* START Text extract *

Remix.run Logo
iliketrains 20 hours ago

Author here, thanks for your perspective. Here some thoughts:

> approach of separating the simulation and presentation layers isn't all that uncommon

I agree that some level of separation is is not that uncommon, but games usually depend on things from their respective engine, especially on things like datatypes (e.g. Vector3) or math libraries. The reason I mention that our game is unique in this way is that its non-rendering code does not depend on any Unity types or DLLs. And I think that is quite uncommon, especially for a game made in Unity.

> Most games don't ship on the mono backend, but instead on il2cpp

I think this really depends. If we take absolute numbers, roughly 20% of Unity games on Steam use IL2CPP [1]. Of course many simple games won't be using it so the sample is skewed is we want to measure "how many players play games with IL2CPP tech". But there are still many and higher perf of managed code would certainly have an impact.

We don't use IL2CPP because we use many features that are not compatible with it. For example DLC and mods loading at runtime via DLLs, reflection for custom serialization, things like [FieldOffset] for efficient struct packing and for GPU communication, etc.

Also, having managed code makes the game "hackabe". Some modders use IL injection to be able to hook to places where our APIs don't allow. This is good and bad, but so far this allowed modders to progress faster than we expected so it's a net positive.

> In modern Unity, if you want to achieve performance, you'd be better off taking the approach of utilizing the burst compiler and HPC#

Yeah, and I really wish we would not need to do that. Burst and HPC# are messy and add a lot of unnecessary complexity and artificial limitations.

* END Text extract *
* START Extracted entries *

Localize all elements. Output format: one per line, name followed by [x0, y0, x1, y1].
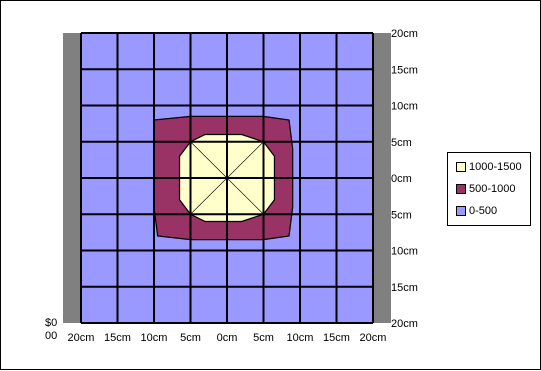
legend: 1000-1500 500-1000 0-500 — [447, 152, 531, 226]
x-tick-label: 20cm — [360, 332, 387, 344]
y-tick-label: 5cm — [391, 209, 412, 221]
x-tick-label: 5cm — [253, 332, 274, 344]
right-wall — [373, 33, 391, 323]
y-tick-label: 5cm — [391, 137, 412, 149]
z-axis-label: $0 — [45, 317, 57, 329]
y-tick-label: 10cm — [391, 101, 418, 113]
x-tick-label: 15cm — [323, 332, 350, 344]
y-tick-label: 20cm — [391, 28, 418, 40]
diagonal-artifact — [190, 141, 264, 215]
legend-swatch — [456, 206, 466, 216]
x-tick-label: 20cm — [68, 332, 95, 344]
y-tick-label: 15cm — [391, 282, 418, 294]
legend-swatch — [456, 184, 466, 194]
x-tick-label: 15cm — [104, 332, 131, 344]
z-axis-label: 00 — [45, 330, 57, 342]
legend-label: 1000-1500 — [469, 161, 522, 173]
x-tick-label: 10cm — [141, 332, 168, 344]
x-tick-label: 5cm — [180, 332, 201, 344]
legend-swatch — [456, 162, 466, 172]
y-tick-label: 15cm — [391, 64, 418, 76]
legend-label: 500-1000 — [469, 183, 516, 195]
legend-label: 0-500 — [469, 205, 498, 217]
legend-item: 500-1000 — [456, 182, 516, 196]
y-tick-label: 10cm — [391, 246, 418, 258]
legend-item: 1000-1500 — [456, 160, 522, 174]
legend-item: 0-500 — [456, 204, 497, 218]
y-tick-label: 0cm — [391, 173, 412, 185]
y-tick-label: 20cm — [391, 318, 418, 330]
left-wall — [63, 33, 81, 323]
x-tick-label: 10cm — [287, 332, 314, 344]
x-tick-label: 0cm — [217, 332, 238, 344]
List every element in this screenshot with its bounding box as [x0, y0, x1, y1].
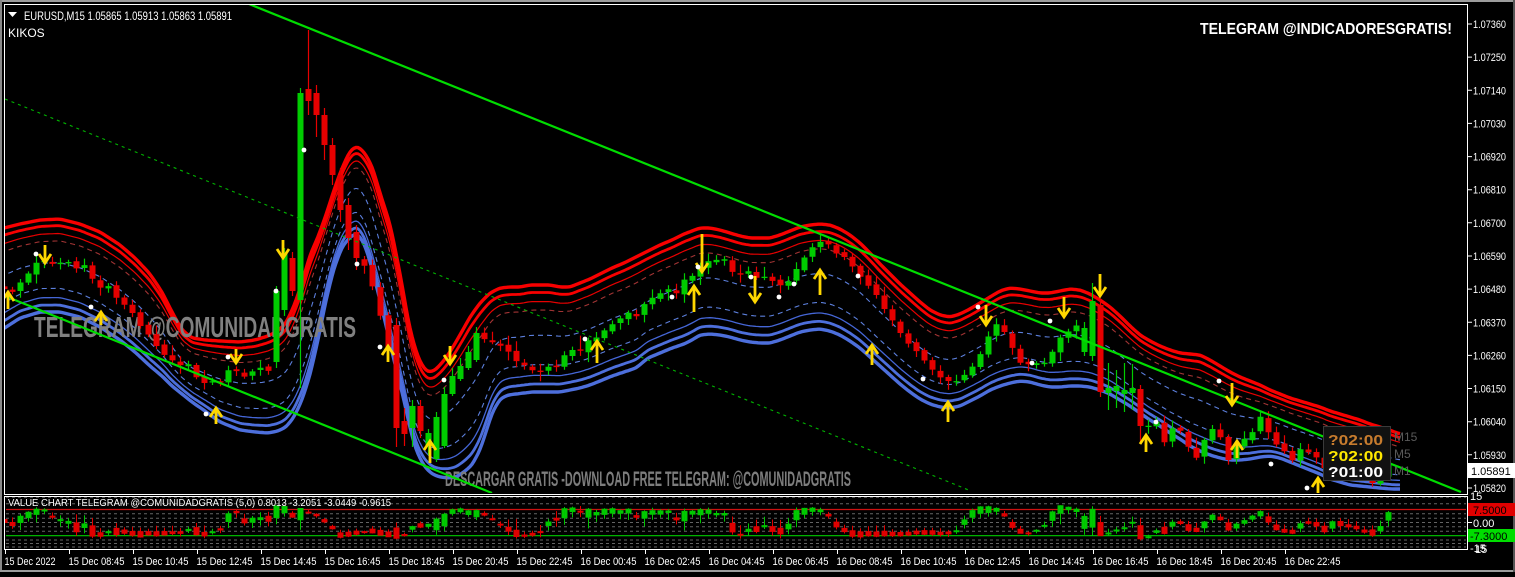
svg-text:KIKOS: KIKOS	[8, 26, 45, 40]
svg-text:1.06260: 1.06260	[1473, 350, 1506, 362]
svg-text:?02:00: ?02:00	[1328, 448, 1383, 465]
svg-text:1.06810: 1.06810	[1473, 185, 1506, 197]
svg-text:16 Dec 12:45: 16 Dec 12:45	[965, 556, 1021, 568]
svg-text:1.07360: 1.07360	[1473, 19, 1506, 31]
svg-text:TELEGRAM @INDICADORESGRATIS!: TELEGRAM @INDICADORESGRATIS!	[1200, 21, 1452, 38]
svg-text:15 Dec 20:45: 15 Dec 20:45	[453, 556, 509, 568]
svg-text:1.05891: 1.05891	[1471, 466, 1511, 478]
svg-text:?01:00: ?01:00	[1328, 464, 1383, 481]
svg-text:-15: -15	[1470, 543, 1486, 555]
svg-text:16 Dec 04:45: 16 Dec 04:45	[709, 556, 765, 568]
svg-text:1.05820: 1.05820	[1473, 483, 1506, 495]
svg-text:16 Dec 20:45: 16 Dec 20:45	[1221, 556, 1277, 568]
svg-text:?02:00: ?02:00	[1328, 432, 1383, 449]
svg-text:16 Dec 22:45: 16 Dec 22:45	[1285, 556, 1341, 568]
svg-text:1.07140: 1.07140	[1473, 85, 1506, 97]
svg-text:VALUE CHART TELEGRAM @COMUNIDA: VALUE CHART TELEGRAM @COMUNIDADGRATIS (5…	[8, 497, 391, 509]
svg-text:16 Dec 16:45: 16 Dec 16:45	[1093, 556, 1149, 568]
svg-text:16 Dec 18:45: 16 Dec 18:45	[1157, 556, 1213, 568]
svg-text:1.05930: 1.05930	[1473, 450, 1506, 462]
svg-text:-7.3000: -7.3000	[1470, 531, 1507, 543]
svg-text:15 Dec 16:45: 15 Dec 16:45	[325, 556, 381, 568]
svg-text:1.06150: 1.06150	[1473, 384, 1506, 396]
svg-text:16 Dec 08:45: 16 Dec 08:45	[837, 556, 893, 568]
svg-text:1.07250: 1.07250	[1473, 52, 1506, 64]
svg-text:EURUSD,M15 1.05865 1.05913 1.: EURUSD,M15 1.05865 1.05913 1.05863 1.058…	[24, 9, 232, 23]
svg-text:15 Dec 12:45: 15 Dec 12:45	[197, 556, 253, 568]
svg-text:15 Dec 2022: 15 Dec 2022	[5, 556, 56, 568]
svg-text:TELEGRAM @COMUNIDADGRATIS: TELEGRAM @COMUNIDADGRATIS	[34, 312, 356, 344]
svg-text:1.06370: 1.06370	[1473, 317, 1506, 329]
svg-text:15 Dec 08:45: 15 Dec 08:45	[69, 556, 125, 568]
svg-text:16 Dec 02:45: 16 Dec 02:45	[645, 556, 701, 568]
svg-text:1.07030: 1.07030	[1473, 118, 1506, 130]
svg-text:DESCARGAR GRATIS -DOWNLOAD FRE: DESCARGAR GRATIS -DOWNLOAD FREE TELEGRAM…	[445, 468, 851, 491]
svg-text:15: 15	[1470, 491, 1482, 503]
svg-text:16 Dec 06:45: 16 Dec 06:45	[773, 556, 829, 568]
svg-text:1.06920: 1.06920	[1473, 152, 1506, 164]
svg-text:1.06480: 1.06480	[1473, 284, 1506, 296]
svg-text:M15: M15	[1394, 430, 1418, 444]
svg-text:0.00: 0.00	[1473, 518, 1494, 530]
svg-text:1.06040: 1.06040	[1473, 417, 1506, 429]
svg-text:M1: M1	[1394, 464, 1411, 478]
svg-text:15: 15	[1475, 544, 1487, 556]
svg-text:16 Dec 00:45: 16 Dec 00:45	[581, 556, 637, 568]
svg-text:15 Dec 18:45: 15 Dec 18:45	[389, 556, 445, 568]
svg-text:1.06700: 1.06700	[1473, 218, 1506, 230]
svg-text:16 Dec 10:45: 16 Dec 10:45	[901, 556, 957, 568]
svg-text:15 Dec 22:45: 15 Dec 22:45	[517, 556, 573, 568]
svg-text:1.06590: 1.06590	[1473, 251, 1506, 263]
svg-text:16 Dec 14:45: 16 Dec 14:45	[1029, 556, 1085, 568]
svg-text:7.5000: 7.5000	[1473, 505, 1507, 517]
svg-text:15 Dec 10:45: 15 Dec 10:45	[133, 556, 189, 568]
svg-text:15 Dec 14:45: 15 Dec 14:45	[261, 556, 317, 568]
svg-text:M5: M5	[1394, 447, 1411, 461]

* END Extracted entries *

◆ Stated exercise 1 ◆
According to the forum comment on Unity performance, roughly what share of Unity games on Steam use IL2CPP?
◆ Stated exercise 2 ◆
Return, unchanged, the lines of the records from the line containing "26, 45, 40]" to the line containing "svg-text:16 Dec 04:45: 16", including both of those lines.

◆ Output 1 ◆
Roughly 20%.

◆ Output 2 ◆
svg-text:KIKOS: KIKOS	[8, 26, 45, 40]
svg-text:1.06260: 1.06260	[1473, 350, 1506, 362]
svg-text:?02:00: ?02:00	[1328, 448, 1383, 465]
svg-text:1.06810: 1.06810	[1473, 185, 1506, 197]
svg-text:16 Dec 12:45: 16 Dec 12:45	[965, 556, 1021, 568]
svg-text:1.07360: 1.07360	[1473, 19, 1506, 31]
svg-text:TELEGRAM @INDICADORESGRATIS!: TELEGRAM @INDICADORESGRATIS!	[1200, 21, 1452, 38]
svg-text:15 Dec 20:45: 15 Dec 20:45	[453, 556, 509, 568]
svg-text:1.05891: 1.05891	[1471, 466, 1511, 478]
svg-text:?01:00: ?01:00	[1328, 464, 1383, 481]
svg-text:-15: -15	[1470, 543, 1486, 555]
svg-text:16 Dec 04:45: 16 Dec 04:45	[709, 556, 765, 568]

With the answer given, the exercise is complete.